## What the task requires
Return the complete listing that follows, with each line reproduced exactly.
* * *
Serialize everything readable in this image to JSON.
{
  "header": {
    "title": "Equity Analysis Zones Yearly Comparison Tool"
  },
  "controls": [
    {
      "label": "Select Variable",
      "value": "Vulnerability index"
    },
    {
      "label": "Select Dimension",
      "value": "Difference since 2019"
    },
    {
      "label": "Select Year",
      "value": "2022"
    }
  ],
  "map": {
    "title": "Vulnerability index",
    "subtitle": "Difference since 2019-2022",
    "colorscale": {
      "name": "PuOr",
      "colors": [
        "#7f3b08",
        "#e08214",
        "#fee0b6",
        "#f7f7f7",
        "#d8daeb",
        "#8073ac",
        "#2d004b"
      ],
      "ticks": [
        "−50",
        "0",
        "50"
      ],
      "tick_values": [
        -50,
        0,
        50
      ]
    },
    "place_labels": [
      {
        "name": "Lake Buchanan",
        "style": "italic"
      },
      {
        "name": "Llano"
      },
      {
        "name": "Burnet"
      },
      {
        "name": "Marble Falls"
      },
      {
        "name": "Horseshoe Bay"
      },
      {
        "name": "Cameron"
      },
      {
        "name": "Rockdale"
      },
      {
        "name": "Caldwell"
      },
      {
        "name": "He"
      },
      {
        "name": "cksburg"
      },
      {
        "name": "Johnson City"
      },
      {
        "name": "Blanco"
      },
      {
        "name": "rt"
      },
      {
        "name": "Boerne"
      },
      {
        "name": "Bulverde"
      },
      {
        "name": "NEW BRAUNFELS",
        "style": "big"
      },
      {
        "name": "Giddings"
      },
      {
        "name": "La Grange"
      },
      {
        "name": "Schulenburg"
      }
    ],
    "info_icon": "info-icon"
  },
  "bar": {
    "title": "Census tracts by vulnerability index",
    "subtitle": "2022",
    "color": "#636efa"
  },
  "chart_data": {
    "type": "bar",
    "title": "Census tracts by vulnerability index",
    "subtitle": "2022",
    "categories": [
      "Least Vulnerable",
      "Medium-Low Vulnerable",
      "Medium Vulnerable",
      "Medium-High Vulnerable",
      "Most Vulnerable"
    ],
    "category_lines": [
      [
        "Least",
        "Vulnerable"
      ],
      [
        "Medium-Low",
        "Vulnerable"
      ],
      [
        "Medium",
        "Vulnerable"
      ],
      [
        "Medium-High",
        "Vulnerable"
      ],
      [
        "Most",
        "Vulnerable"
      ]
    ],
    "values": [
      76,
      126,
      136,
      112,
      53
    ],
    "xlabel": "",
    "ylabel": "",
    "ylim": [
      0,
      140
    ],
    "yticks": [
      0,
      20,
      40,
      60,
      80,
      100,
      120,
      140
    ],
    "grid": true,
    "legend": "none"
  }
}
* * *
## Task result
Serialize everything readable in this image to JSON.
{
  "header": {
    "title": "Equity Analysis Zones Yearly Comparison Tool"
  },
  "controls": [
    {
      "label": "Select Variable",
      "value": "Vulnerability index"
    },
    {
      "label": "Select Dimension",
      "value": "Difference since 2019"
    },
    {
      "label": "Select Year",
      "value": "2022"
    }
  ],
  "map": {
    "title": "Vulnerability index",
    "subtitle": "Difference since 2019-2022",
    "colorscale": {
      "name": "PuOr",
      "colors": [
        "#7f3b08",
        "#e08214",
        "#fee0b6",
        "#f7f7f7",
        "#d8daeb",
        "#8073ac",
        "#2d004b"
      ],
      "ticks": [
        "−50",
        "0",
        "50"
      ],
      "tick_values": [
        -50,
        0,
        50
      ]
    },
    "place_labels": [
      {
        "name": "Lake Buchanan",
        "style": "italic"
      },
      {
        "name": "Llano"
      },
      {
        "name": "Burnet"
      },
      {
        "name": "Marble Falls"
      },
      {
        "name": "Horseshoe Bay"
      },
      {
        "name": "Cameron"
      },
      {
        "name": "Rockdale"
      },
      {
        "name": "Caldwell"
      },
      {
        "name": "He"
      },
      {
        "name": "cksburg"
      },
      {
        "name": "Johnson City"
      },
      {
        "name": "Blanco"
      },
      {
        "name": "rt"
      },
      {
        "name": "Boerne"
      },
      {
        "name": "Bulverde"
      },
      {
        "name": "NEW BRAUNFELS",
        "style": "big"
      },
      {
        "name": "Giddings"
      },
      {
        "name": "La Grange"
      },
      {
        "name": "Schulenburg"
      }
    ],
    "info_icon": "info-icon"
  },
  "bar": {
    "title": "Census tracts by vulnerability index",
    "subtitle": "2022",
    "color": "#636efa"
  },
  "chart_data": {
    "type": "bar",
    "title": "Census tracts by vulnerability index",
    "subtitle": "2022",
    "categories": [
      "Least Vulnerable",
      "Medium-Low Vulnerable",
      "Medium Vulnerable",
      "Medium-High Vulnerable",
      "Most Vulnerable"
    ],
    "category_lines": [
      [
        "Least",
        "Vulnerable"
      ],
      [
        "Medium-Low",
        "Vulnerable"
      ],
      [
        "Medium",
        "Vulnerable"
      ],
      [
        "Medium-High",
        "Vulnerable"
      ],
      [
        "Most",
        "Vulnerable"
      ]
    ],
    "values": [
      76,
      126,
      136,
      112,
      53
    ],
    "xlabel": "",
    "ylabel": "",
    "ylim": [
      0,
      140
    ],
    "yticks": [
      0,
      20,
      40,
      60,
      80,
      100,
      120,
      140
    ],
    "grid": true,
    "legend": "none"
  }
}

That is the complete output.